───── Records to use ─────

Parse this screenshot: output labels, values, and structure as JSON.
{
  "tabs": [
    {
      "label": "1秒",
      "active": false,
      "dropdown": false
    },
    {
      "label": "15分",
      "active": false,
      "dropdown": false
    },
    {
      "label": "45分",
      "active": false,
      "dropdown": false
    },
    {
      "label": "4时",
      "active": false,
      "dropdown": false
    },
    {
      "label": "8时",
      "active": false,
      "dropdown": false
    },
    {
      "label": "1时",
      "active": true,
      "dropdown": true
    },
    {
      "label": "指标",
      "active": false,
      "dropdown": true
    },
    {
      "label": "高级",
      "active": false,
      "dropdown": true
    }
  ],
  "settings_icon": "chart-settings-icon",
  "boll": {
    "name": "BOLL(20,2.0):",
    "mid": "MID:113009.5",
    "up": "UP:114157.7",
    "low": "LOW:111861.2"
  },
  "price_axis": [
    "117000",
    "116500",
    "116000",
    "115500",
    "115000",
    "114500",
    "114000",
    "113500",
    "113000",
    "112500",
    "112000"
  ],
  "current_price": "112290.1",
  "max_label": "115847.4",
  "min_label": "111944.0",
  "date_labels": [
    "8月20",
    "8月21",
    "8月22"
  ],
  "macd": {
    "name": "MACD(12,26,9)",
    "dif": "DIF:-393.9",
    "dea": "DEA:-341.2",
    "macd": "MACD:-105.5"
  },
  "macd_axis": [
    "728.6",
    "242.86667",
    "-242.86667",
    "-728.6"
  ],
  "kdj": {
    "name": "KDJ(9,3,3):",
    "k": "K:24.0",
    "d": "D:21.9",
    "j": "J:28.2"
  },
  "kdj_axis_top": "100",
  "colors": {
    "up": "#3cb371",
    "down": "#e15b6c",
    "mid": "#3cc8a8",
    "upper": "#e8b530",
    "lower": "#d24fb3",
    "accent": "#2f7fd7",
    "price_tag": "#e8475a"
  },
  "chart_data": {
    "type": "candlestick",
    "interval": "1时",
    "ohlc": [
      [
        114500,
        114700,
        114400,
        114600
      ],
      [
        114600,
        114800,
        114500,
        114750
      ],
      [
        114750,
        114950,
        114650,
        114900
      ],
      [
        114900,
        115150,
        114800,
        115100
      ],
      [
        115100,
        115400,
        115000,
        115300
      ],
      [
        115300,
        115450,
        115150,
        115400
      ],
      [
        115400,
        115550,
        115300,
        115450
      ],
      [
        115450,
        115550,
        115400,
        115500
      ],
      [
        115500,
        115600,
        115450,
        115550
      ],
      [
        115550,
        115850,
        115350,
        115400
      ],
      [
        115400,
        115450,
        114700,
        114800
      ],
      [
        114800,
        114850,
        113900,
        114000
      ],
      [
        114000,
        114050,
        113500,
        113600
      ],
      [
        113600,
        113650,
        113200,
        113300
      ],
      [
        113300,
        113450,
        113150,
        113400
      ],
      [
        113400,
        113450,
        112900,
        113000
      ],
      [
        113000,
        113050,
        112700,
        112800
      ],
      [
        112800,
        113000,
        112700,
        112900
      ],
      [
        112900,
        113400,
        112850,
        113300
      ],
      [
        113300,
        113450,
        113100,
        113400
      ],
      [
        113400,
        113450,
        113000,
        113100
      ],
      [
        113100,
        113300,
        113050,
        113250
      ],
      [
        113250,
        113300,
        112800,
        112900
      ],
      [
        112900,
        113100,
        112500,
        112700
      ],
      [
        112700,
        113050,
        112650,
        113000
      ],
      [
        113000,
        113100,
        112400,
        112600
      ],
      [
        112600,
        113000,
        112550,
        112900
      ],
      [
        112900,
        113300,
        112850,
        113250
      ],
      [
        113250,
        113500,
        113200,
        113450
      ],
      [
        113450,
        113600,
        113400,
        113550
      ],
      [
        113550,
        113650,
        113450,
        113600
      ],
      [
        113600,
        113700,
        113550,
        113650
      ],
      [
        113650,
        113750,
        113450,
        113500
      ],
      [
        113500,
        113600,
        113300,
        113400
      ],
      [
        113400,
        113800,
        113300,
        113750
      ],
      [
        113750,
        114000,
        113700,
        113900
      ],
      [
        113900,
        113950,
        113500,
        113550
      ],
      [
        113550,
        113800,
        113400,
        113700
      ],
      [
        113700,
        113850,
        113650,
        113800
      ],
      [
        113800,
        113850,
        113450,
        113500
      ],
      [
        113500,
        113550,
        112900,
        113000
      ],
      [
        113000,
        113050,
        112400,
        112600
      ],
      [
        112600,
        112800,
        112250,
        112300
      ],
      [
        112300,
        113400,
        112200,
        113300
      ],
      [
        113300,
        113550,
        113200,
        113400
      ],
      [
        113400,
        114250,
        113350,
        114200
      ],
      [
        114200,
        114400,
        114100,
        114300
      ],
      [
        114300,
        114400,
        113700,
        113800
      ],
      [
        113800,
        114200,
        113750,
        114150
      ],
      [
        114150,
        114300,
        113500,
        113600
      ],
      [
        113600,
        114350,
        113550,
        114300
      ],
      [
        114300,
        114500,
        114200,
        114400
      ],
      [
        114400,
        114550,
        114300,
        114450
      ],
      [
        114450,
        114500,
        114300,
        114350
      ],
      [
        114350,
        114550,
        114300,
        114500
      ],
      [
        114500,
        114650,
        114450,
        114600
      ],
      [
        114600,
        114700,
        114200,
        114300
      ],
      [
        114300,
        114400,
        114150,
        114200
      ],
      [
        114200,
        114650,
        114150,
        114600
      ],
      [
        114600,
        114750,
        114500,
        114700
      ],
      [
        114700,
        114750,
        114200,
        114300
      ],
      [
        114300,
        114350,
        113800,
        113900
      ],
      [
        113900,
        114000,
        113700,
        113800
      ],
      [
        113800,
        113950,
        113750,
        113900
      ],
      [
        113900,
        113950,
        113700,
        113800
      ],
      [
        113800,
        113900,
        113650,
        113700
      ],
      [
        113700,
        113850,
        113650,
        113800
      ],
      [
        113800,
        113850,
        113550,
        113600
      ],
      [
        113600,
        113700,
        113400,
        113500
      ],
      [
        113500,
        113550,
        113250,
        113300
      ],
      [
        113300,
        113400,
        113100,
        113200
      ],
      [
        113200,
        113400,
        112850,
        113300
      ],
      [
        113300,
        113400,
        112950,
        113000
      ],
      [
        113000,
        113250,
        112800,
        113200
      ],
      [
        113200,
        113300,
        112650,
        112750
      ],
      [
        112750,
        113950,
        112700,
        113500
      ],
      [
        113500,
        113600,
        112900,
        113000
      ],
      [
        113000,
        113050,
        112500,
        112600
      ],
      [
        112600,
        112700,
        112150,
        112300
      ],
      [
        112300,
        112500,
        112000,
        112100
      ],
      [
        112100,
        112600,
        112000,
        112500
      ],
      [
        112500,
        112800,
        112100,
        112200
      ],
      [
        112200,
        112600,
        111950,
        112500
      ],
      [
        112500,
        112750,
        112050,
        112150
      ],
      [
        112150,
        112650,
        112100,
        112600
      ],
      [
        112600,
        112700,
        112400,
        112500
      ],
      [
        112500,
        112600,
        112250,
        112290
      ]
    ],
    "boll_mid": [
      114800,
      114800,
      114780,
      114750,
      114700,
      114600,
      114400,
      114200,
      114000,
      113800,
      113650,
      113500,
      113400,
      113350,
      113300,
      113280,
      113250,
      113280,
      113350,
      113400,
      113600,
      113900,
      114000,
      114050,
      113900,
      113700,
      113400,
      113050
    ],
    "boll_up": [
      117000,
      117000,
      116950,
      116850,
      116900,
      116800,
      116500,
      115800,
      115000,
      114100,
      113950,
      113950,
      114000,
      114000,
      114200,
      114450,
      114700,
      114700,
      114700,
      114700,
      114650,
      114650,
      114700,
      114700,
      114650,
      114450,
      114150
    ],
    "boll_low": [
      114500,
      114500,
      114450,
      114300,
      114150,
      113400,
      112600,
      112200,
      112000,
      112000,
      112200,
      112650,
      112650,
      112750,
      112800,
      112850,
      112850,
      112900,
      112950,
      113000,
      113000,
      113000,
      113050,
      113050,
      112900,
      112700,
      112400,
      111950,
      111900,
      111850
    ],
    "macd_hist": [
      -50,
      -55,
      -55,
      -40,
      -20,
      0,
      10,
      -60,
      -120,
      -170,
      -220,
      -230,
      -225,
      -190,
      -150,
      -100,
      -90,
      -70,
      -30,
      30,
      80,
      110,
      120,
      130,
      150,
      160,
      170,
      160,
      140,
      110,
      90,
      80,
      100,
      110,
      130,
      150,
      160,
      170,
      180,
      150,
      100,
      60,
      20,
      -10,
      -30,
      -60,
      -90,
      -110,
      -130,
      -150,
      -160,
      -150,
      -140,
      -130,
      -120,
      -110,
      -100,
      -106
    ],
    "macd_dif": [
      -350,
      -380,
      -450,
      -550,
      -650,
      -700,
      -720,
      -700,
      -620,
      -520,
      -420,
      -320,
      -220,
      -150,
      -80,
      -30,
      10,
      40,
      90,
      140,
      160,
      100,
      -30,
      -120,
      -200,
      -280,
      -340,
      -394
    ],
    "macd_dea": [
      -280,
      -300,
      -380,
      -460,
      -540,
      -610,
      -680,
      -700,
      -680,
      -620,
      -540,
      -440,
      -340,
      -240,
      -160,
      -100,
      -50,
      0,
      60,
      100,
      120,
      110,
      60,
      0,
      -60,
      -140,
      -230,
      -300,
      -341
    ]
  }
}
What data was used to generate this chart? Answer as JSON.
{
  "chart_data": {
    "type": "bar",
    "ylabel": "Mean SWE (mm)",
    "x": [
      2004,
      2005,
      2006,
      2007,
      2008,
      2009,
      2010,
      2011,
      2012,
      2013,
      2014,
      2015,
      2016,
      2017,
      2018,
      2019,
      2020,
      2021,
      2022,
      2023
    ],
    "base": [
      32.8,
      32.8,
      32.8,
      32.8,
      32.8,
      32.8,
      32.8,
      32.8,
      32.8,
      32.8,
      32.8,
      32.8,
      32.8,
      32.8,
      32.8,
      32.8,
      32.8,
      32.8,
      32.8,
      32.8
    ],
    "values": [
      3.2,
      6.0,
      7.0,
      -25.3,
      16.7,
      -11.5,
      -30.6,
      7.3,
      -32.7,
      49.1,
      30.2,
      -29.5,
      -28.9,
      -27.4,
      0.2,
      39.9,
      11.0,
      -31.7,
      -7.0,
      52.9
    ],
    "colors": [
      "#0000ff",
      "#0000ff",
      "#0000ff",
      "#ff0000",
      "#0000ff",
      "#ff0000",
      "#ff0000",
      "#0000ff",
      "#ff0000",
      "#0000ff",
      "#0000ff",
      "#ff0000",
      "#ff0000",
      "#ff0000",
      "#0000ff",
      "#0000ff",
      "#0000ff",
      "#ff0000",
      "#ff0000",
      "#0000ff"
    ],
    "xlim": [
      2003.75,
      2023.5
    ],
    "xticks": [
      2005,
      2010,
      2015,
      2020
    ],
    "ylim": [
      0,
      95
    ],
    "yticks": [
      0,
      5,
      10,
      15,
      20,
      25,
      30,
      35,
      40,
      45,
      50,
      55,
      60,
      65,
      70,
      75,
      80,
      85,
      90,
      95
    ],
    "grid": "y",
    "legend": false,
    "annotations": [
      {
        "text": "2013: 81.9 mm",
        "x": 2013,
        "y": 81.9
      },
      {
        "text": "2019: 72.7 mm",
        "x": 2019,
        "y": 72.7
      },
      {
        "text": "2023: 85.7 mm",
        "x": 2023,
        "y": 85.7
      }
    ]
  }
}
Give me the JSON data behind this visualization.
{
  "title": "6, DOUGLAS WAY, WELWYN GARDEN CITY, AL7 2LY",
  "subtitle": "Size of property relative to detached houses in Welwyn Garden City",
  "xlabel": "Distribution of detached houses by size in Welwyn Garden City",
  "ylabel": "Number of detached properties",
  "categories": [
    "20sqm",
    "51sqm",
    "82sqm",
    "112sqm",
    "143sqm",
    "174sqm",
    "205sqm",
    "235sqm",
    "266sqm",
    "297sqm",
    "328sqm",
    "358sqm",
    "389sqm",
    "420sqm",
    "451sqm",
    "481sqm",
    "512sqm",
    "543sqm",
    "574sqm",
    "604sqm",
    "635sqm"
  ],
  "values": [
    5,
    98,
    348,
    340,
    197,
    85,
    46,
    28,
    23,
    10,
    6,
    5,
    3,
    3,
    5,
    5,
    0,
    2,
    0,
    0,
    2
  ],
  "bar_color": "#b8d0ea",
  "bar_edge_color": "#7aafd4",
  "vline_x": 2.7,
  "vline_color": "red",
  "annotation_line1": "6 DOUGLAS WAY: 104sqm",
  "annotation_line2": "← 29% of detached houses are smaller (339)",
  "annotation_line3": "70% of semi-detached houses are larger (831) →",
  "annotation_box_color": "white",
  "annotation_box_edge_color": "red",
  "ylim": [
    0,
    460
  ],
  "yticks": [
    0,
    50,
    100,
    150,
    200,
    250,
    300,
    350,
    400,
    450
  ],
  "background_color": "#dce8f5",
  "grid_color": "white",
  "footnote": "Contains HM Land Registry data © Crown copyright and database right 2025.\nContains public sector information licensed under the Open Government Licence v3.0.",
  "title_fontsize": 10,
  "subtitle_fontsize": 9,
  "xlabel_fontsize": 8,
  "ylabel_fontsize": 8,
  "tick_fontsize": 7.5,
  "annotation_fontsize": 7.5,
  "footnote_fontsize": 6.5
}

─────

> **What is expected**
From the entries above, extract every line where the word "values" appears.

> **Right answer**
Parse this screenshot: output labels, values, and structure as JSON.
    "values": [
  "values": [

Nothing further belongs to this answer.